• [DATA PROVIDED]:
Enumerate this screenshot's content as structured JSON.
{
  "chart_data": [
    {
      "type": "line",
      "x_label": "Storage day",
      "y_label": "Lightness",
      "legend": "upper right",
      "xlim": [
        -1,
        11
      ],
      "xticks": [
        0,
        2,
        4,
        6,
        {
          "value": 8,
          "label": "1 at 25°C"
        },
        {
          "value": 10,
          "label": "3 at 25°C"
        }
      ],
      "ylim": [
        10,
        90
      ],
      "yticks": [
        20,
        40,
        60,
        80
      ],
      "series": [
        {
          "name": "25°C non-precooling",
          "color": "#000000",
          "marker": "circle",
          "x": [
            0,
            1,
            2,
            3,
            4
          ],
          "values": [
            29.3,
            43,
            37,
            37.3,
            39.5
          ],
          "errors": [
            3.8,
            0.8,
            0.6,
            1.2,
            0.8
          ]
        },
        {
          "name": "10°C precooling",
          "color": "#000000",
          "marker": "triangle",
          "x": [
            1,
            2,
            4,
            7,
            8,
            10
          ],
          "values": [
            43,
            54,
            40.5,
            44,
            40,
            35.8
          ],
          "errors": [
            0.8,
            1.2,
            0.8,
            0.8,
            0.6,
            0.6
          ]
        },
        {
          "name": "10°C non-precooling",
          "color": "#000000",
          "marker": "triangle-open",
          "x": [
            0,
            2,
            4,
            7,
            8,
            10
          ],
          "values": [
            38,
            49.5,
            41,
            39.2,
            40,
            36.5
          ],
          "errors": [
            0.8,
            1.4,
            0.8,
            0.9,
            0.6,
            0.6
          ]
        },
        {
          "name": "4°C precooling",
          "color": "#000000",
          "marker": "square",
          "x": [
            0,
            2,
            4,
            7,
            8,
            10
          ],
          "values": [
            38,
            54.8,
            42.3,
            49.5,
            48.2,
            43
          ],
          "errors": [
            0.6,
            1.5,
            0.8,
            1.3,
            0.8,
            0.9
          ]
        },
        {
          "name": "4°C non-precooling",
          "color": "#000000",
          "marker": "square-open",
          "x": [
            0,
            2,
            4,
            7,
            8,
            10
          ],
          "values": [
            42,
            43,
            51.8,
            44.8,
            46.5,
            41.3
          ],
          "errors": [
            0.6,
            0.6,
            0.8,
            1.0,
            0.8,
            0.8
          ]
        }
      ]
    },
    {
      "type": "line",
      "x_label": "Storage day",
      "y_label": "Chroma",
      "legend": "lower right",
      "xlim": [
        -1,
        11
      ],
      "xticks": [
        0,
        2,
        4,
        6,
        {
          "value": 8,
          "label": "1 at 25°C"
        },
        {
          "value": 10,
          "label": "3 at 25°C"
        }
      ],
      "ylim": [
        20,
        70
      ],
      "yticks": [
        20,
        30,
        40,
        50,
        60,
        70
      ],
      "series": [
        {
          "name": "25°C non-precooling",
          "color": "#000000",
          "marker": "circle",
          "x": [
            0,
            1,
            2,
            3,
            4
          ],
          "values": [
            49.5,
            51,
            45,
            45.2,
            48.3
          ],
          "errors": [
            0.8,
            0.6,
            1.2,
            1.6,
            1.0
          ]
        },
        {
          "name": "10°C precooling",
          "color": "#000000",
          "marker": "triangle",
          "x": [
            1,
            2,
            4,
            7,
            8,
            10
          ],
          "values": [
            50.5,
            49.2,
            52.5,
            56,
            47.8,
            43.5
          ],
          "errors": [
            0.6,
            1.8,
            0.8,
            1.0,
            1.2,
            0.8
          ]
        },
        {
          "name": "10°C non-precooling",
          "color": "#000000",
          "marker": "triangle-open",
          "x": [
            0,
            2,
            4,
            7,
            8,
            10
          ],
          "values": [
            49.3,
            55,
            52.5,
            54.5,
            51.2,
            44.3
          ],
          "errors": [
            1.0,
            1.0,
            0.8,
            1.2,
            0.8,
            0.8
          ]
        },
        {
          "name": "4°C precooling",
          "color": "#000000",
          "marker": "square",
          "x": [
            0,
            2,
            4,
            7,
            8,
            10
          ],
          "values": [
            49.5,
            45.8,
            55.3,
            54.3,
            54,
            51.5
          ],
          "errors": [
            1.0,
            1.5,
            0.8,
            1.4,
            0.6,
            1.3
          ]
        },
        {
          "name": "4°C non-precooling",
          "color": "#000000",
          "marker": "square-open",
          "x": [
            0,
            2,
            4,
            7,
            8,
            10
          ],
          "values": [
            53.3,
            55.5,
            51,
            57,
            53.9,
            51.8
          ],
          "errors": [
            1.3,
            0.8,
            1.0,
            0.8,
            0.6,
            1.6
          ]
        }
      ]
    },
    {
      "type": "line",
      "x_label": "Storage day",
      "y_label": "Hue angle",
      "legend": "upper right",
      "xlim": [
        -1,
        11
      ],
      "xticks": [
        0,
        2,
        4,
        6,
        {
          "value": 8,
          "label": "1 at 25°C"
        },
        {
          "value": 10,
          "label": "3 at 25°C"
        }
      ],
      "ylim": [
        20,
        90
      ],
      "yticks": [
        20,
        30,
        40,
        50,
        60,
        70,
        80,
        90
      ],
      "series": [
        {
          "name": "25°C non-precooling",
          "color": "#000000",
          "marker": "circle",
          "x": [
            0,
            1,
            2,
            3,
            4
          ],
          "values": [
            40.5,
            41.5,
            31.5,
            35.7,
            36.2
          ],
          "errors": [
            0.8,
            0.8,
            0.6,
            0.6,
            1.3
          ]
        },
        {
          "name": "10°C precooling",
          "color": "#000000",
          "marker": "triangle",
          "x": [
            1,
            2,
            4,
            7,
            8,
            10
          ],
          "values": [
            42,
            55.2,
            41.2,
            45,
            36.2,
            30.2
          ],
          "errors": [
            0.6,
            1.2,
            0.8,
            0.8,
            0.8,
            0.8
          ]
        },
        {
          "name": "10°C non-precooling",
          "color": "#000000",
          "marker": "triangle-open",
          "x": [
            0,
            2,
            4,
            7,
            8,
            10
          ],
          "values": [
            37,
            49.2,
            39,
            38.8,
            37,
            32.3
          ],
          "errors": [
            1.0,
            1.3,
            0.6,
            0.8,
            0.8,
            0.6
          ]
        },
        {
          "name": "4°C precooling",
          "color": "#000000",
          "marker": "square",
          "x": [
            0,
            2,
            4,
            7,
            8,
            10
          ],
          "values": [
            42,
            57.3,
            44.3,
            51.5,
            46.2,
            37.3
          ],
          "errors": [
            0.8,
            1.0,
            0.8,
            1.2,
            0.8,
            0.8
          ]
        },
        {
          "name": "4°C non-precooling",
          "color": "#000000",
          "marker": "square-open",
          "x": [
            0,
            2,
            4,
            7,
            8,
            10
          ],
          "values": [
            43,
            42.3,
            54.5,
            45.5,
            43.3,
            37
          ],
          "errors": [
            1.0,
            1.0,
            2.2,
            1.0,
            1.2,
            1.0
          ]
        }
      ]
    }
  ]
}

• [STATED GOAL]: Repeat the records above in full, character for character.

• [FULL ANSWER]:
Enumerate this screenshot's content as structured JSON.
{
  "chart_data": [
    {
      "type": "line",
      "x_label": "Storage day",
      "y_label": "Lightness",
      "legend": "upper right",
      "xlim": [
        -1,
        11
      ],
      "xticks": [
        0,
        2,
        4,
        6,
        {
          "value": 8,
          "label": "1 at 25°C"
        },
        {
          "value": 10,
          "label": "3 at 25°C"
        }
      ],
      "ylim": [
        10,
        90
      ],
      "yticks": [
        20,
        40,
        60,
        80
      ],
      "series": [
        {
          "name": "25°C non-precooling",
          "color": "#000000",
          "marker": "circle",
          "x": [
            0,
            1,
            2,
            3,
            4
          ],
          "values": [
            29.3,
            43,
            37,
            37.3,
            39.5
          ],
          "errors": [
            3.8,
            0.8,
            0.6,
            1.2,
            0.8
          ]
        },
        {
          "name": "10°C precooling",
          "color": "#000000",
          "marker": "triangle",
          "x": [
            1,
            2,
            4,
            7,
            8,
            10
          ],
          "values": [
            43,
            54,
            40.5,
            44,
            40,
            35.8
          ],
          "errors": [
            0.8,
            1.2,
            0.8,
            0.8,
            0.6,
            0.6
          ]
        },
        {
          "name": "10°C non-precooling",
          "color": "#000000",
          "marker": "triangle-open",
          "x": [
            0,
            2,
            4,
            7,
            8,
            10
          ],
          "values": [
            38,
            49.5,
            41,
            39.2,
            40,
            36.5
          ],
          "errors": [
            0.8,
            1.4,
            0.8,
            0.9,
            0.6,
            0.6
          ]
        },
        {
          "name": "4°C precooling",
          "color": "#000000",
          "marker": "square",
          "x": [
            0,
            2,
            4,
            7,
            8,
            10
          ],
          "values": [
            38,
            54.8,
            42.3,
            49.5,
            48.2,
            43
          ],
          "errors": [
            0.6,
            1.5,
            0.8,
            1.3,
            0.8,
            0.9
          ]
        },
        {
          "name": "4°C non-precooling",
          "color": "#000000",
          "marker": "square-open",
          "x": [
            0,
            2,
            4,
            7,
            8,
            10
          ],
          "values": [
            42,
            43,
            51.8,
            44.8,
            46.5,
            41.3
          ],
          "errors": [
            0.6,
            0.6,
            0.8,
            1.0,
            0.8,
            0.8
          ]
        }
      ]
    },
    {
      "type": "line",
      "x_label": "Storage day",
      "y_label": "Chroma",
      "legend": "lower right",
      "xlim": [
        -1,
        11
      ],
      "xticks": [
        0,
        2,
        4,
        6,
        {
          "value": 8,
          "label": "1 at 25°C"
        },
        {
          "value": 10,
          "label": "3 at 25°C"
        }
      ],
      "ylim": [
        20,
        70
      ],
      "yticks": [
        20,
        30,
        40,
        50,
        60,
        70
      ],
      "series": [
        {
          "name": "25°C non-precooling",
          "color": "#000000",
          "marker": "circle",
          "x": [
            0,
            1,
            2,
            3,
            4
          ],
          "values": [
            49.5,
            51,
            45,
            45.2,
            48.3
          ],
          "errors": [
            0.8,
            0.6,
            1.2,
            1.6,
            1.0
          ]
        },
        {
          "name": "10°C precooling",
          "color": "#000000",
          "marker": "triangle",
          "x": [
            1,
            2,
            4,
            7,
            8,
            10
          ],
          "values": [
            50.5,
            49.2,
            52.5,
            56,
            47.8,
            43.5
          ],
          "errors": [
            0.6,
            1.8,
            0.8,
            1.0,
            1.2,
            0.8
          ]
        },
        {
          "name": "10°C non-precooling",
          "color": "#000000",
          "marker": "triangle-open",
          "x": [
            0,
            2,
            4,
            7,
            8,
            10
          ],
          "values": [
            49.3,
            55,
            52.5,
            54.5,
            51.2,
            44.3
          ],
          "errors": [
            1.0,
            1.0,
            0.8,
            1.2,
            0.8,
            0.8
          ]
        },
        {
          "name": "4°C precooling",
          "color": "#000000",
          "marker": "square",
          "x": [
            0,
            2,
            4,
            7,
            8,
            10
          ],
          "values": [
            49.5,
            45.8,
            55.3,
            54.3,
            54,
            51.5
          ],
          "errors": [
            1.0,
            1.5,
            0.8,
            1.4,
            0.6,
            1.3
          ]
        },
        {
          "name": "4°C non-precooling",
          "color": "#000000",
          "marker": "square-open",
          "x": [
            0,
            2,
            4,
            7,
            8,
            10
          ],
          "values": [
            53.3,
            55.5,
            51,
            57,
            53.9,
            51.8
          ],
          "errors": [
            1.3,
            0.8,
            1.0,
            0.8,
            0.6,
            1.6
          ]
        }
      ]
    },
    {
      "type": "line",
      "x_label": "Storage day",
      "y_label": "Hue angle",
      "legend": "upper right",
      "xlim": [
        -1,
        11
      ],
      "xticks": [
        0,
        2,
        4,
        6,
        {
          "value": 8,
          "label": "1 at 25°C"
        },
        {
          "value": 10,
          "label": "3 at 25°C"
        }
      ],
      "ylim": [
        20,
        90
      ],
      "yticks": [
        20,
        30,
        40,
        50,
        60,
        70,
        80,
        90
      ],
      "series": [
        {
          "name": "25°C non-precooling",
          "color": "#000000",
          "marker": "circle",
          "x": [
            0,
            1,
            2,
            3,
            4
          ],
          "values": [
            40.5,
            41.5,
            31.5,
            35.7,
            36.2
          ],
          "errors": [
            0.8,
            0.8,
            0.6,
            0.6,
            1.3
          ]
        },
        {
          "name": "10°C precooling",
          "color": "#000000",
          "marker": "triangle",
          "x": [
            1,
            2,
            4,
            7,
            8,
            10
          ],
          "values": [
            42,
            55.2,
            41.2,
            45,
            36.2,
            30.2
          ],
          "errors": [
            0.6,
            1.2,
            0.8,
            0.8,
            0.8,
            0.8
          ]
        },
        {
          "name": "10°C non-precooling",
          "color": "#000000",
          "marker": "triangle-open",
          "x": [
            0,
            2,
            4,
            7,
            8,
            10
          ],
          "values": [
            37,
            49.2,
            39,
            38.8,
            37,
            32.3
          ],
          "errors": [
            1.0,
            1.3,
            0.6,
            0.8,
            0.8,
            0.6
          ]
        },
        {
          "name": "4°C precooling",
          "color": "#000000",
          "marker": "square",
          "x": [
            0,
            2,
            4,
            7,
            8,
            10
          ],
          "values": [
            42,
            57.3,
            44.3,
            51.5,
            46.2,
            37.3
          ],
          "errors": [
            0.8,
            1.0,
            0.8,
            1.2,
            0.8,
            0.8
          ]
        },
        {
          "name": "4°C non-precooling",
          "color": "#000000",
          "marker": "square-open",
          "x": [
            0,
            2,
            4,
            7,
            8,
            10
          ],
          "values": [
            43,
            42.3,
            54.5,
            45.5,
            43.3,
            37
          ],
          "errors": [
            1.0,
            1.0,
            2.2,
            1.0,
            1.2,
            1.0
          ]
        }
      ]
    }
  ]
}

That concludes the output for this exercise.